Aim:
Quote each record exactly, please, leaving none out.

* start *

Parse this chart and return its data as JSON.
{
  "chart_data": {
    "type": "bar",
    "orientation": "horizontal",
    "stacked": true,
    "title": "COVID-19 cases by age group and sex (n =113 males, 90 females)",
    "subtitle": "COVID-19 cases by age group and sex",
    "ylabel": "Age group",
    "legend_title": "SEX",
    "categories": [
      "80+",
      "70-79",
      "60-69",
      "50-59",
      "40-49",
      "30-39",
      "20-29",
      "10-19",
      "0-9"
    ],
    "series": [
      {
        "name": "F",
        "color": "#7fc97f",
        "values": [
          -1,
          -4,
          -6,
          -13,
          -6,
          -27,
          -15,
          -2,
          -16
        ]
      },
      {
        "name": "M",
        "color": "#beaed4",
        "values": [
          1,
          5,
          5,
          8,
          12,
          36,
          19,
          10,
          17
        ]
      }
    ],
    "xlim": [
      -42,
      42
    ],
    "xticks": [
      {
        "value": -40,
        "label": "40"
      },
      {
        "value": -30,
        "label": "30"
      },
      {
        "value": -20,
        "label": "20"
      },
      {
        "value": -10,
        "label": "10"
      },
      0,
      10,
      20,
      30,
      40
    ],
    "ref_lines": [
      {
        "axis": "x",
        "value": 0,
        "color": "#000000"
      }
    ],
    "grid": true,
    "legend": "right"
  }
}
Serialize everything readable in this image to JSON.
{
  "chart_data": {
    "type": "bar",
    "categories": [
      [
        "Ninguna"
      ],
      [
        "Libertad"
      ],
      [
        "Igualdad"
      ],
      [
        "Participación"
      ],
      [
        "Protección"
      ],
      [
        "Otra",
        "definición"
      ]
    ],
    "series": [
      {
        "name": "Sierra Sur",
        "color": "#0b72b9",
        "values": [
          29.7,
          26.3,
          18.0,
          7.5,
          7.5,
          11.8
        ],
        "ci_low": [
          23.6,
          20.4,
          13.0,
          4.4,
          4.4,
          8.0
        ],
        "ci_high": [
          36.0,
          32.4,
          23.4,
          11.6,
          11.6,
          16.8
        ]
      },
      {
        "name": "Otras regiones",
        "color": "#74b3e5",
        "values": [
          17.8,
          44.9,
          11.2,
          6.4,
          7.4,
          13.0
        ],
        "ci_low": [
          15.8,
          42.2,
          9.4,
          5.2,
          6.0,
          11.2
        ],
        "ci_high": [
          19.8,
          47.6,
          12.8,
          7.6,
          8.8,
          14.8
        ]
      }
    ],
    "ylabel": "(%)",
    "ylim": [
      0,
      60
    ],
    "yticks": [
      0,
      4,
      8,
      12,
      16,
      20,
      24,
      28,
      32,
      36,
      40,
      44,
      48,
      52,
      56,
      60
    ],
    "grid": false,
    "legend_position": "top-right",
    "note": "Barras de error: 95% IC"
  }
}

* end *

Problem solution:
Parse this chart and return its data as JSON.
{
  "chart_data": {
    "type": "bar",
    "orientation": "horizontal",
    "stacked": true,
    "title": "COVID-19 cases by age group and sex (n =113 males, 90 females)",
    "subtitle": "COVID-19 cases by age group and sex",
    "ylabel": "Age group",
    "legend_title": "SEX",
    "categories": [
      "80+",
      "70-79",
      "60-69",
      "50-59",
      "40-49",
      "30-39",
      "20-29",
      "10-19",
      "0-9"
    ],
    "series": [
      {
        "name": "F",
        "color": "#7fc97f",
        "values": [
          -1,
          -4,
          -6,
          -13,
          -6,
          -27,
          -15,
          -2,
          -16
        ]
      },
      {
        "name": "M",
        "color": "#beaed4",
        "values": [
          1,
          5,
          5,
          8,
          12,
          36,
          19,
          10,
          17
        ]
      }
    ],
    "xlim": [
      -42,
      42
    ],
    "xticks": [
      {
        "value": -40,
        "label": "40"
      },
      {
        "value": -30,
        "label": "30"
      },
      {
        "value": -20,
        "label": "20"
      },
      {
        "value": -10,
        "label": "10"
      },
      0,
      10,
      20,
      30,
      40
    ],
    "ref_lines": [
      {
        "axis": "x",
        "value": 0,
        "color": "#000000"
      }
    ],
    "grid": true,
    "legend": "right"
  }
}
Serialize everything readable in this image to JSON.
{
  "chart_data": {
    "type": "bar",
    "categories": [
      [
        "Ninguna"
      ],
      [
        "Libertad"
      ],
      [
        "Igualdad"
      ],
      [
        "Participación"
      ],
      [
        "Protección"
      ],
      [
        "Otra",
        "definición"
      ]
    ],
    "series": [
      {
        "name": "Sierra Sur",
        "color": "#0b72b9",
        "values": [
          29.7,
          26.3,
          18.0,
          7.5,
          7.5,
          11.8
        ],
        "ci_low": [
          23.6,
          20.4,
          13.0,
          4.4,
          4.4,
          8.0
        ],
        "ci_high": [
          36.0,
          32.4,
          23.4,
          11.6,
          11.6,
          16.8
        ]
      },
      {
        "name": "Otras regiones",
        "color": "#74b3e5",
        "values": [
          17.8,
          44.9,
          11.2,
          6.4,
          7.4,
          13.0
        ],
        "ci_low": [
          15.8,
          42.2,
          9.4,
          5.2,
          6.0,
          11.2
        ],
        "ci_high": [
          19.8,
          47.6,
          12.8,
          7.6,
          8.8,
          14.8
        ]
      }
    ],
    "ylabel": "(%)",
    "ylim": [
      0,
      60
    ],
    "yticks": [
      0,
      4,
      8,
      12,
      16,
      20,
      24,
      28,
      32,
      36,
      40,
      44,
      48,
      52,
      56,
      60
    ],
    "grid": false,
    "legend_position": "top-right",
    "note": "Barras de error: 95% IC"
  }
}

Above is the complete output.